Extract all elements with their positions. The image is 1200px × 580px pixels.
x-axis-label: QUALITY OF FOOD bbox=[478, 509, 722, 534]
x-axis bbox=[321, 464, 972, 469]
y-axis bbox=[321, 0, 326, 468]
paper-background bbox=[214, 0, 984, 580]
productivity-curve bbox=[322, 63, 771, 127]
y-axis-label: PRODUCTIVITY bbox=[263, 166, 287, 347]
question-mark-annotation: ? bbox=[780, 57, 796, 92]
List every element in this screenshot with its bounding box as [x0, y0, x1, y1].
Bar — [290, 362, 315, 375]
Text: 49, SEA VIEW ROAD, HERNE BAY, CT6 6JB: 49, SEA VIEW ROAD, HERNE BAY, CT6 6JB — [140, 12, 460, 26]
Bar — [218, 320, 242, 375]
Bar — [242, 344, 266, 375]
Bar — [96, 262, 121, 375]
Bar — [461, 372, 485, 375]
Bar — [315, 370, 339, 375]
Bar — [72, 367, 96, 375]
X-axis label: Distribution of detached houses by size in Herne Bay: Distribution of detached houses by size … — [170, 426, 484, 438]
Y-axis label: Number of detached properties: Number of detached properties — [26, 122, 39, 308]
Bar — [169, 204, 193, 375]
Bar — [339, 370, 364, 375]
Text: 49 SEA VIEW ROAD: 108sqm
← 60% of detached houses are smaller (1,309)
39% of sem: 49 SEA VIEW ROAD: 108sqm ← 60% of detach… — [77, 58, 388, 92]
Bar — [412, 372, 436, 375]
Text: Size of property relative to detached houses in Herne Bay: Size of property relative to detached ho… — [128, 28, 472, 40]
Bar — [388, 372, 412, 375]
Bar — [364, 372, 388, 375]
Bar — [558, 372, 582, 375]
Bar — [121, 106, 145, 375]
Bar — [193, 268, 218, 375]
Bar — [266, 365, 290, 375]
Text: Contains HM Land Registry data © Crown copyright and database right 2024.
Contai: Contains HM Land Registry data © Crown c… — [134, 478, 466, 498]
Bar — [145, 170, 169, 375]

────────────────────────────────────────

_What you should do_. Write out every line of the material above, with no changes.

_Written response_.
Extract all elements with their positions. The image is 1200px × 580px pixels.
x-axis-label: QUALITY OF FOOD bbox=[478, 509, 722, 534]
x-axis bbox=[321, 464, 972, 469]
y-axis bbox=[321, 0, 326, 468]
paper-background bbox=[214, 0, 984, 580]
productivity-curve bbox=[322, 63, 771, 127]
y-axis-label: PRODUCTIVITY bbox=[263, 166, 287, 347]
question-mark-annotation: ? bbox=[780, 57, 796, 92]
List every element in this screenshot with its bounding box as [x0, y0, x1, y1].
Bar — [290, 362, 315, 375]
Text: 49, SEA VIEW ROAD, HERNE BAY, CT6 6JB: 49, SEA VIEW ROAD, HERNE BAY, CT6 6JB — [140, 12, 460, 26]
Bar — [218, 320, 242, 375]
Bar — [242, 344, 266, 375]
Bar — [96, 262, 121, 375]
Bar — [461, 372, 485, 375]
Bar — [315, 370, 339, 375]
Bar — [72, 367, 96, 375]
X-axis label: Distribution of detached houses by size in Herne Bay: Distribution of detached houses by size … — [170, 426, 484, 438]
Y-axis label: Number of detached properties: Number of detached properties — [26, 122, 39, 308]
Bar — [169, 204, 193, 375]
Bar — [339, 370, 364, 375]
Text: 49 SEA VIEW ROAD: 108sqm
← 60% of detached houses are smaller (1,309)
39% of sem: 49 SEA VIEW ROAD: 108sqm ← 60% of detach… — [77, 58, 388, 92]
Bar — [412, 372, 436, 375]
Text: Size of property relative to detached houses in Herne Bay: Size of property relative to detached ho… — [128, 28, 472, 40]
Bar — [388, 372, 412, 375]
Bar — [364, 372, 388, 375]
Bar — [558, 372, 582, 375]
Bar — [121, 106, 145, 375]
Bar — [193, 268, 218, 375]
Bar — [266, 365, 290, 375]
Text: Contains HM Land Registry data © Crown copyright and database right 2024.
Contai: Contains HM Land Registry data © Crown c… — [134, 478, 466, 498]
Bar — [145, 170, 169, 375]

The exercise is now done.